** Available data **

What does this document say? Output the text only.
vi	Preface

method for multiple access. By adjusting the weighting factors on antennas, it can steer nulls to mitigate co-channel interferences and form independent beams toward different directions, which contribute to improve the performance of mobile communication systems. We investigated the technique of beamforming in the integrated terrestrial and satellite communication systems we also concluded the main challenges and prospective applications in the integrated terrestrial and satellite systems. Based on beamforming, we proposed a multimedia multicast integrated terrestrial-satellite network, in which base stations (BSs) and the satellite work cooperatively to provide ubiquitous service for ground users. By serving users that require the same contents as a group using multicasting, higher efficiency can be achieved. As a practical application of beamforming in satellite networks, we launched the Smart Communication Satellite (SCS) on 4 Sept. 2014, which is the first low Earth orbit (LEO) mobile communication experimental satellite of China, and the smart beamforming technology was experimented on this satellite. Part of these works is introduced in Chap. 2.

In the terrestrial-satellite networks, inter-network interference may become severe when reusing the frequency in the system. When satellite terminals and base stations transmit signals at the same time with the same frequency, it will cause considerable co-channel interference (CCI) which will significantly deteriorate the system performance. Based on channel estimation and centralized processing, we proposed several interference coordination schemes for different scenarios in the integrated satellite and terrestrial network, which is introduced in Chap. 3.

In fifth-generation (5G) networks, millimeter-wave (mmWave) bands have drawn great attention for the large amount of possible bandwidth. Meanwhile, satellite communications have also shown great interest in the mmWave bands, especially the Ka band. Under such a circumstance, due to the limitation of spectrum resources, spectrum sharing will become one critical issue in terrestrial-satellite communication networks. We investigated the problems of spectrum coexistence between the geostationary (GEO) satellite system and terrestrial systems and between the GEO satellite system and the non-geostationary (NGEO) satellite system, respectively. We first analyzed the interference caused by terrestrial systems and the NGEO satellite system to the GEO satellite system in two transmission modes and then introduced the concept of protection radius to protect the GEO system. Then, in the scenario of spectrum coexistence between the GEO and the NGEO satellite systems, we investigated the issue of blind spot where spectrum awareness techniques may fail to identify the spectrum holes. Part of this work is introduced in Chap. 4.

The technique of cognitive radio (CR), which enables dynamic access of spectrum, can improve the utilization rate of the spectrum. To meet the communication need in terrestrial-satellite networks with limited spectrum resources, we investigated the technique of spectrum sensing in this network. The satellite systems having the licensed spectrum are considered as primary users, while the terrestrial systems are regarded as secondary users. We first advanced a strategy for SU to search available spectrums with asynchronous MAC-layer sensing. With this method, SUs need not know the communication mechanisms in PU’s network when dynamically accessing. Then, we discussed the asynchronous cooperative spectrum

** What is asked **
Exactly as shown above, return every record.

** Output below **
What does this document say? Output the text only.
vi	Preface

method for multiple access. By adjusting the weighting factors on antennas, it can steer nulls to mitigate co-channel interferences and form independent beams toward different directions, which contribute to improve the performance of mobile communication systems. We investigated the technique of beamforming in the integrated terrestrial and satellite communication systems we also concluded the main challenges and prospective applications in the integrated terrestrial and satellite systems. Based on beamforming, we proposed a multimedia multicast integrated terrestrial-satellite network, in which base stations (BSs) and the satellite work cooperatively to provide ubiquitous service for ground users. By serving users that require the same contents as a group using multicasting, higher efficiency can be achieved. As a practical application of beamforming in satellite networks, we launched the Smart Communication Satellite (SCS) on 4 Sept. 2014, which is the first low Earth orbit (LEO) mobile communication experimental satellite of China, and the smart beamforming technology was experimented on this satellite. Part of these works is introduced in Chap. 2.

In the terrestrial-satellite networks, inter-network interference may become severe when reusing the frequency in the system. When satellite terminals and base stations transmit signals at the same time with the same frequency, it will cause considerable co-channel interference (CCI) which will significantly deteriorate the system performance. Based on channel estimation and centralized processing, we proposed several interference coordination schemes for different scenarios in the integrated satellite and terrestrial network, which is introduced in Chap. 3.

In fifth-generation (5G) networks, millimeter-wave (mmWave) bands have drawn great attention for the large amount of possible bandwidth. Meanwhile, satellite communications have also shown great interest in the mmWave bands, especially the Ka band. Under such a circumstance, due to the limitation of spectrum resources, spectrum sharing will become one critical issue in terrestrial-satellite communication networks. We investigated the problems of spectrum coexistence between the geostationary (GEO) satellite system and terrestrial systems and between the GEO satellite system and the non-geostationary (NGEO) satellite system, respectively. We first analyzed the interference caused by terrestrial systems and the NGEO satellite system to the GEO satellite system in two transmission modes and then introduced the concept of protection radius to protect the GEO system. Then, in the scenario of spectrum coexistence between the GEO and the NGEO satellite systems, we investigated the issue of blind spot where spectrum awareness techniques may fail to identify the spectrum holes. Part of this work is introduced in Chap. 4.

The technique of cognitive radio (CR), which enables dynamic access of spectrum, can improve the utilization rate of the spectrum. To meet the communication need in terrestrial-satellite networks with limited spectrum resources, we investigated the technique of spectrum sensing in this network. The satellite systems having the licensed spectrum are considered as primary users, while the terrestrial systems are regarded as secondary users. We first advanced a strategy for SU to search available spectrums with asynchronous MAC-layer sensing. With this method, SUs need not know the communication mechanisms in PU’s network when dynamically accessing. Then, we discussed the asynchronous cooperative spectrum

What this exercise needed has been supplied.